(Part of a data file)
* BEGIN *
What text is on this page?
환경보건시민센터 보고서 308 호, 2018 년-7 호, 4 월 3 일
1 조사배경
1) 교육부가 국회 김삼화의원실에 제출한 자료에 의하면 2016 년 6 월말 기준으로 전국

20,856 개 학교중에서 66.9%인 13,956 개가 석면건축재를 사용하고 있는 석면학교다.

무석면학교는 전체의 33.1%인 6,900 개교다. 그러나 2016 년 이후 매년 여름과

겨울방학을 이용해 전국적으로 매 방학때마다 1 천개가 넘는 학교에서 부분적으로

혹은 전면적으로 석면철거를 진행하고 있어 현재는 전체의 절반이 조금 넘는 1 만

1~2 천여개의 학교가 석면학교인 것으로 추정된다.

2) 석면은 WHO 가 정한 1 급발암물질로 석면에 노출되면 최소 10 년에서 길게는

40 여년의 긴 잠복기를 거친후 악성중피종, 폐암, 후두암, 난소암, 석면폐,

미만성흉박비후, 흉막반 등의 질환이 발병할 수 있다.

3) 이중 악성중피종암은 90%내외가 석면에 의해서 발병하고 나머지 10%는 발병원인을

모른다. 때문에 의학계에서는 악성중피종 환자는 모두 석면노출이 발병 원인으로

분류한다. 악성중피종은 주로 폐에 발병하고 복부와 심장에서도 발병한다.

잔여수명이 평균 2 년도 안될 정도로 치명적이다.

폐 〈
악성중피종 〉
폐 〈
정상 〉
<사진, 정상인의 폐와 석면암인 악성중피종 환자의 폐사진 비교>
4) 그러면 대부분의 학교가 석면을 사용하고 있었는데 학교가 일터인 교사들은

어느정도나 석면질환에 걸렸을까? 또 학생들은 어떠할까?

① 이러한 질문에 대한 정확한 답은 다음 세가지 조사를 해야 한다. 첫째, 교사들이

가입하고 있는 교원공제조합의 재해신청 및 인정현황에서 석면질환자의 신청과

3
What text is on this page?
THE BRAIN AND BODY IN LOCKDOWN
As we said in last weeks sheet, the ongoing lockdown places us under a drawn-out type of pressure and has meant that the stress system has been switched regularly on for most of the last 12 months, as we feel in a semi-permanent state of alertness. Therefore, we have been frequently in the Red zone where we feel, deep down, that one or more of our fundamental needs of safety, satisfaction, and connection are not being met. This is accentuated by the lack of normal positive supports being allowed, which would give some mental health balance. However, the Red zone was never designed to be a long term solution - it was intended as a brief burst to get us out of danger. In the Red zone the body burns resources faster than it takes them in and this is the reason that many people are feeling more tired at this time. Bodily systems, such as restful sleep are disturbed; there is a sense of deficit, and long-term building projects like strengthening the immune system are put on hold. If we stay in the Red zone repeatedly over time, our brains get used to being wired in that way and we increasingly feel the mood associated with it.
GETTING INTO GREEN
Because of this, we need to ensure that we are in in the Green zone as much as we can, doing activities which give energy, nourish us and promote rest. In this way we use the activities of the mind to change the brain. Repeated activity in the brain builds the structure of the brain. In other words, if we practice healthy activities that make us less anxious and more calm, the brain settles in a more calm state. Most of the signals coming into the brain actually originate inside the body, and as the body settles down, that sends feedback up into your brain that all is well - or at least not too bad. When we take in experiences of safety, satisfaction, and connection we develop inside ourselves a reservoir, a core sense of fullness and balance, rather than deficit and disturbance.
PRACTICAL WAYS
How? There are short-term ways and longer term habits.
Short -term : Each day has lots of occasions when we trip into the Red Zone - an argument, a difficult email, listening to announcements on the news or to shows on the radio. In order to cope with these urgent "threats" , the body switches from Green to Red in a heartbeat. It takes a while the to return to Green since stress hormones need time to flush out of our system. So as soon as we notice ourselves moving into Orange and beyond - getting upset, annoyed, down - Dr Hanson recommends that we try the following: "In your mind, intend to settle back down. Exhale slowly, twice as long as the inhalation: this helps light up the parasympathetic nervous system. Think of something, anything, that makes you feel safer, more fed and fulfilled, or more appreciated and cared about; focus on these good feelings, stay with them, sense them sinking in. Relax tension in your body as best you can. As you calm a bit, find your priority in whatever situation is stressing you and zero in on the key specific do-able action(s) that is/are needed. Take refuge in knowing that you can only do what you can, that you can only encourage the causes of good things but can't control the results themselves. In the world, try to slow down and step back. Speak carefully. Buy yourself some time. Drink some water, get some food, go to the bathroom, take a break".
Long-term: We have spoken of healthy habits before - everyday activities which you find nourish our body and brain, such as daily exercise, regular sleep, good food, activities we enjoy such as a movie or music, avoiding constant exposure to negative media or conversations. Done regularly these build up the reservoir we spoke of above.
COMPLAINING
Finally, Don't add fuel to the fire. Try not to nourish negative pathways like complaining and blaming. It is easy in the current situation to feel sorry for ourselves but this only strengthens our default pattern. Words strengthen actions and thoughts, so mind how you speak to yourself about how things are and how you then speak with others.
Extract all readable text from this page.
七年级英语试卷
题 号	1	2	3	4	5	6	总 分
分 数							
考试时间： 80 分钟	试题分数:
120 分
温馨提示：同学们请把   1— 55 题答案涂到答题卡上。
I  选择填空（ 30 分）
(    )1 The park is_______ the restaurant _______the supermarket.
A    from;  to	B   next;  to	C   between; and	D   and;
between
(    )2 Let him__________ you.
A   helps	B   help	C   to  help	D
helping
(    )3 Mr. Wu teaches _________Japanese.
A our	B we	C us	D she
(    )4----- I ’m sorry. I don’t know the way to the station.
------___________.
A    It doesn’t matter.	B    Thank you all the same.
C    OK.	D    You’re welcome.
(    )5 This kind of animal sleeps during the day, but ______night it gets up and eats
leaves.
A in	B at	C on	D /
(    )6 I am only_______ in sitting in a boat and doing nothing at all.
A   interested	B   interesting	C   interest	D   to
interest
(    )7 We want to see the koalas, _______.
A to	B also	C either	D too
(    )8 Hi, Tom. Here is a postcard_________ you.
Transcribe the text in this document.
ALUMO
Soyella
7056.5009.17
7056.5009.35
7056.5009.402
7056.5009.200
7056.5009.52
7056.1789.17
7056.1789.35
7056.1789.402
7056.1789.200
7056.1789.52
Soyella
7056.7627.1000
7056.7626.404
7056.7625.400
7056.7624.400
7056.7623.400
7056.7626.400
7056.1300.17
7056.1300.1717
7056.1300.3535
* END *
Say the number of lines in the records above that include the string "healthy", and no more.

2